Return each line that holds the word "Lossa".

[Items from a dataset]
· · · · ·
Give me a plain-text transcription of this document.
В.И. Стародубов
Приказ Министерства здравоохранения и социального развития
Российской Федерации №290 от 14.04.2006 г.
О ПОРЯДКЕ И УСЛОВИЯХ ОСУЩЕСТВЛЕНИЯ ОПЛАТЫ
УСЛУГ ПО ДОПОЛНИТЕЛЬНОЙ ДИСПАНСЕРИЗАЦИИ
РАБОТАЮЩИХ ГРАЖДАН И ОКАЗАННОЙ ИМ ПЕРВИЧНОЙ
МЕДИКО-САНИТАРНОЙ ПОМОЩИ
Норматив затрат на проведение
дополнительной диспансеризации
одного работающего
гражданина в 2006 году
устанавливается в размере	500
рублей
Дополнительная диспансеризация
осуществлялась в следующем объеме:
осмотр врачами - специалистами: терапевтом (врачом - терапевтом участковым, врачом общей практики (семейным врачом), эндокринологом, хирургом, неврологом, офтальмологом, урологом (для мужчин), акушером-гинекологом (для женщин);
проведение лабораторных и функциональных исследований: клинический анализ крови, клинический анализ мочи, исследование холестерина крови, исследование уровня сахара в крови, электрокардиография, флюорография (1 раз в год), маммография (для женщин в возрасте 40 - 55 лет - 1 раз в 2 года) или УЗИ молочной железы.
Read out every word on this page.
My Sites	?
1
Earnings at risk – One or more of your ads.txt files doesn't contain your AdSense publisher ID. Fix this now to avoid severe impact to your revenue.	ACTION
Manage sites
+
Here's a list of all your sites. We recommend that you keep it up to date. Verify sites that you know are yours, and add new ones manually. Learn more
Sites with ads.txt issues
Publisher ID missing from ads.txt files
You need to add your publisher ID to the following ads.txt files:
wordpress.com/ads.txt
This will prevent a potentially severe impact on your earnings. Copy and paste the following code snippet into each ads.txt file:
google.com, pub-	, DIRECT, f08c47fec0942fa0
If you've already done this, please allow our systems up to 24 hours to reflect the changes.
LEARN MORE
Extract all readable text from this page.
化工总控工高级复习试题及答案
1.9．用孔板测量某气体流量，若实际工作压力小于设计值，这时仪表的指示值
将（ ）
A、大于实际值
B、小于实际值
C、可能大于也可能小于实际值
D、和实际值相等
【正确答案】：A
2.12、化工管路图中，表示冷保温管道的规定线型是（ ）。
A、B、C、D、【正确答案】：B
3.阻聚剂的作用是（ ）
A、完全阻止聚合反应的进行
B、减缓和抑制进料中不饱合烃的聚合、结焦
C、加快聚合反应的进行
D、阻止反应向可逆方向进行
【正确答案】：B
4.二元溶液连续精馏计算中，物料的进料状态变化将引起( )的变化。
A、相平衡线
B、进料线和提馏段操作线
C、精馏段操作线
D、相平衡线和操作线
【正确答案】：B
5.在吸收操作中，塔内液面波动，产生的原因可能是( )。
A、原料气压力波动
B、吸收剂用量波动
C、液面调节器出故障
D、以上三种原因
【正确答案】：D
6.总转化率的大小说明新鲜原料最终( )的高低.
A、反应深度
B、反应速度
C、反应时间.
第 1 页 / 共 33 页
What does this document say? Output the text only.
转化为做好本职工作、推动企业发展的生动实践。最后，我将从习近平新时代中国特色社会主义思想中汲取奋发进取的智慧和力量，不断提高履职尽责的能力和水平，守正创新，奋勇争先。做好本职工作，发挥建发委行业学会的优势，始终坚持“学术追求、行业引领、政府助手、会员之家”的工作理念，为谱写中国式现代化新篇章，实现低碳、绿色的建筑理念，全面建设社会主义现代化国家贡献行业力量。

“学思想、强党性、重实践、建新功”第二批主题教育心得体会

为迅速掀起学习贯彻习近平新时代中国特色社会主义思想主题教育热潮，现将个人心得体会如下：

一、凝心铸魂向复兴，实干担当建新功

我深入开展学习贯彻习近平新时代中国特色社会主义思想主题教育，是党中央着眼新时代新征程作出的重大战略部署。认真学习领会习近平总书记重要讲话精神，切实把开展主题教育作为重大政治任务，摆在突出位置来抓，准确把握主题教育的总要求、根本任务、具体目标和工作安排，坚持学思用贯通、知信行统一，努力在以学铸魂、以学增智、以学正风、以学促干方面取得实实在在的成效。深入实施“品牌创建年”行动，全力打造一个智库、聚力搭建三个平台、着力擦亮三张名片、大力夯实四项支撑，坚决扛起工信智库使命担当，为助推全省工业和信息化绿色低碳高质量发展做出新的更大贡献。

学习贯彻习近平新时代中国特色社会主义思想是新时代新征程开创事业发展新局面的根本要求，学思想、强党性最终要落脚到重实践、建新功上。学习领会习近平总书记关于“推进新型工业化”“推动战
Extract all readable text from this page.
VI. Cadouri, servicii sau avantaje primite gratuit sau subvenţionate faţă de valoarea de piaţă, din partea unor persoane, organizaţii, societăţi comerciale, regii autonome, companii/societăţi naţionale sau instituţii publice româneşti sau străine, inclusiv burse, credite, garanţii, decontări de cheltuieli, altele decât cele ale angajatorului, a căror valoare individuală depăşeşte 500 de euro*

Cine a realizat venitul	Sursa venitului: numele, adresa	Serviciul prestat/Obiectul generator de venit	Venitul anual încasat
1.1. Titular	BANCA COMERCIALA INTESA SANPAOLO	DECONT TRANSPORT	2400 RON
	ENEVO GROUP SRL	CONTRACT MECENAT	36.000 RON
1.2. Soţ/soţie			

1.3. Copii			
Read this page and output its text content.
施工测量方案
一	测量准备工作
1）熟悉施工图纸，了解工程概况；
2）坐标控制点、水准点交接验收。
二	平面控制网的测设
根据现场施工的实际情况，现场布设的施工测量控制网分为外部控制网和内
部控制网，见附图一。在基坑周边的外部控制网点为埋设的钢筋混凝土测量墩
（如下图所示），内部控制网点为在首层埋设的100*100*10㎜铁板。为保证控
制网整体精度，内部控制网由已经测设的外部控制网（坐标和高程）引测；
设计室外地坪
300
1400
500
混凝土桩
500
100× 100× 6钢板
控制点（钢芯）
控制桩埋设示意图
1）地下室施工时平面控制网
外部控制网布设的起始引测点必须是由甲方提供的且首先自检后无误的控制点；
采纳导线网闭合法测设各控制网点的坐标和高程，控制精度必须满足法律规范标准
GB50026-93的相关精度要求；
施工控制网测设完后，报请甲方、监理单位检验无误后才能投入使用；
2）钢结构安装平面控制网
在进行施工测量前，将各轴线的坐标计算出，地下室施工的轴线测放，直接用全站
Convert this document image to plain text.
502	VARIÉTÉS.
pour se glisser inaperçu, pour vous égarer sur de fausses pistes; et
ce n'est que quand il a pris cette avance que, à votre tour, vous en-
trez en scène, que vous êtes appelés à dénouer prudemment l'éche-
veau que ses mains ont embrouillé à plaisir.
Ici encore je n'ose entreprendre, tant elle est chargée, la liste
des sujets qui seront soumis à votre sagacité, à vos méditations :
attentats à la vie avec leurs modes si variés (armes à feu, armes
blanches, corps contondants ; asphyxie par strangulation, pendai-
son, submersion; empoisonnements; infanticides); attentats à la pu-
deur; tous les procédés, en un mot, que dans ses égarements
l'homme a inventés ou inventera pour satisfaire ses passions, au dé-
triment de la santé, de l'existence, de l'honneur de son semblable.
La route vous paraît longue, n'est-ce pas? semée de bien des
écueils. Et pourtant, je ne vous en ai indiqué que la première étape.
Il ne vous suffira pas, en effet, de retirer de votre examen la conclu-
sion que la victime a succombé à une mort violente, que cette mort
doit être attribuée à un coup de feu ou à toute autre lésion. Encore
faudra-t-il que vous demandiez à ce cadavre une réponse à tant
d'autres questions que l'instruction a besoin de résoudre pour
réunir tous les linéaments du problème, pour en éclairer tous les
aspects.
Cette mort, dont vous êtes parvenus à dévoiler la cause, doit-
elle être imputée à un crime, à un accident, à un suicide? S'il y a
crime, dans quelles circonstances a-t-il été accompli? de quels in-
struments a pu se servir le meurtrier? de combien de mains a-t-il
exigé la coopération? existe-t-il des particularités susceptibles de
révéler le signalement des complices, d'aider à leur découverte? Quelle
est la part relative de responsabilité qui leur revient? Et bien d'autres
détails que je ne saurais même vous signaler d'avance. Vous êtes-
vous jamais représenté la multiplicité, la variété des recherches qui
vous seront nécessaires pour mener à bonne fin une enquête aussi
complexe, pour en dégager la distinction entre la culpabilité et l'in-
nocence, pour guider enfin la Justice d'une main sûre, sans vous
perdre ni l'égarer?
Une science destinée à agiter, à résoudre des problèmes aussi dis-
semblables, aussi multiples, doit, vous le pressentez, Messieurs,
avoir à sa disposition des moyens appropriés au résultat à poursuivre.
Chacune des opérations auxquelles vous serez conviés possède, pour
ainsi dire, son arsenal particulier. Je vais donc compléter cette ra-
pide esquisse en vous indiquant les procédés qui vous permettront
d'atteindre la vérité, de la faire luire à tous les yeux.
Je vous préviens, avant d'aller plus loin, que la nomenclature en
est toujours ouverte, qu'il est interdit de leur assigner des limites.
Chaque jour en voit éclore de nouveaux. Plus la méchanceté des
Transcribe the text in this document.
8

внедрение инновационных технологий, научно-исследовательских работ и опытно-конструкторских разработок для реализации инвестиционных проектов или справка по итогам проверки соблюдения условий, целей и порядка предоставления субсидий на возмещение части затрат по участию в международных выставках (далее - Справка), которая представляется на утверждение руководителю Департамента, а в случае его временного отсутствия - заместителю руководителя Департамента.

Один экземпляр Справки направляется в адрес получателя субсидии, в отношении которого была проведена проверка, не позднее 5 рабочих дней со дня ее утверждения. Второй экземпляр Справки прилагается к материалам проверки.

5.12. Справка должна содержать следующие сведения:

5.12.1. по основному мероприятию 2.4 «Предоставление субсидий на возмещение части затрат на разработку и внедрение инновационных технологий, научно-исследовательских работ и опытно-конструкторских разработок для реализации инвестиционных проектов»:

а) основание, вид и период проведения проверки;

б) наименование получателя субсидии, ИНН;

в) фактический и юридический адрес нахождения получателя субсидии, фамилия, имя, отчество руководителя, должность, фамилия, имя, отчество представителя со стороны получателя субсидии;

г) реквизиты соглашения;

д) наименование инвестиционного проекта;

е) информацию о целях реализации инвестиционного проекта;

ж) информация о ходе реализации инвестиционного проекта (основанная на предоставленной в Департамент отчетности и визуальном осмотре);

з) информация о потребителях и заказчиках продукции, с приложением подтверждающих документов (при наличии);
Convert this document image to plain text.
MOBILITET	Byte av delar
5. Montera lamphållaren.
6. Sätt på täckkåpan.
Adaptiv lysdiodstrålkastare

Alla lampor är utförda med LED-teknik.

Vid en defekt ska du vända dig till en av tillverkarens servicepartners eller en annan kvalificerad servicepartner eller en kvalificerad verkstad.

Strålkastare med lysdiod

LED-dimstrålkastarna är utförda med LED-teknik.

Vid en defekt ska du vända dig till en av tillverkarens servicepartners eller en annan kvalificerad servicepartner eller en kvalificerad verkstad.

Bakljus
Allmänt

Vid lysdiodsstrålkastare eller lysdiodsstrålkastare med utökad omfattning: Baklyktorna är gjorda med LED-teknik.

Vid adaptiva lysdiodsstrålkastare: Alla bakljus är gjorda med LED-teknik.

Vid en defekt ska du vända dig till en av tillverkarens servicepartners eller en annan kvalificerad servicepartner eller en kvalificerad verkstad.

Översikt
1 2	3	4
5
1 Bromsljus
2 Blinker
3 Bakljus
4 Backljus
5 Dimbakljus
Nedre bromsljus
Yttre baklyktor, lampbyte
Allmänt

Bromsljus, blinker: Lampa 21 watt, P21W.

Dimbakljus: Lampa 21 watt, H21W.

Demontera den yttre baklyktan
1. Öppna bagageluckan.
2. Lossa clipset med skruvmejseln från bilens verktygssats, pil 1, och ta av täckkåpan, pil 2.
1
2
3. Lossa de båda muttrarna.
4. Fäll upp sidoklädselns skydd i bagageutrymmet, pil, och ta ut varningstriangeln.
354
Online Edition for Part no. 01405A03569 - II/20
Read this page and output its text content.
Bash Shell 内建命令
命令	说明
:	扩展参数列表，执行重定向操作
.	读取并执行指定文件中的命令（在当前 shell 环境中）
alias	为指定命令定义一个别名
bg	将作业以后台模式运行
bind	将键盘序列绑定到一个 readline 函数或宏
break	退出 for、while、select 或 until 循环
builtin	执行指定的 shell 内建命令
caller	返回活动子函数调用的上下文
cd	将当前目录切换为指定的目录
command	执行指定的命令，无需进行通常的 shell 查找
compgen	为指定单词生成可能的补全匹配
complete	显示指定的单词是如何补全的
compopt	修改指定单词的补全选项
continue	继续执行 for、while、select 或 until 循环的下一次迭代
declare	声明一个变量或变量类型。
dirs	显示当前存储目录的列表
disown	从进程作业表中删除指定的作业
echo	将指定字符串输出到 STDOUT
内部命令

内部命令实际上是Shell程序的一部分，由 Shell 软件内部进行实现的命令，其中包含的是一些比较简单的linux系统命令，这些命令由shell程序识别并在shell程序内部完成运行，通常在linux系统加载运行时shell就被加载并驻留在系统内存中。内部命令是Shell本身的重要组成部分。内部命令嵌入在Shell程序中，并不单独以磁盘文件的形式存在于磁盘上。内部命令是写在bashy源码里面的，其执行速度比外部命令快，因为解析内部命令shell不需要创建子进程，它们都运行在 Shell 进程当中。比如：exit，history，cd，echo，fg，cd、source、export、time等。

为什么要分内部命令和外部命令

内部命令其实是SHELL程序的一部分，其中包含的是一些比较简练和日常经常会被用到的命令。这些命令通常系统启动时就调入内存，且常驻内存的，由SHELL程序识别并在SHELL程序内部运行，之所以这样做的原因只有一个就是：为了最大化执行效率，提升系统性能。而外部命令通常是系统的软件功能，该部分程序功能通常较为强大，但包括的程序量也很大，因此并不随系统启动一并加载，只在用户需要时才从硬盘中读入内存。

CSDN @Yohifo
· · · · ·
• Reply to the exercise
2. Lossa clipset med skruvmejseln från bilens verktygssats, pil 1, och ta av täckkåpan, pil 2.
3. Lossa de båda muttrarna.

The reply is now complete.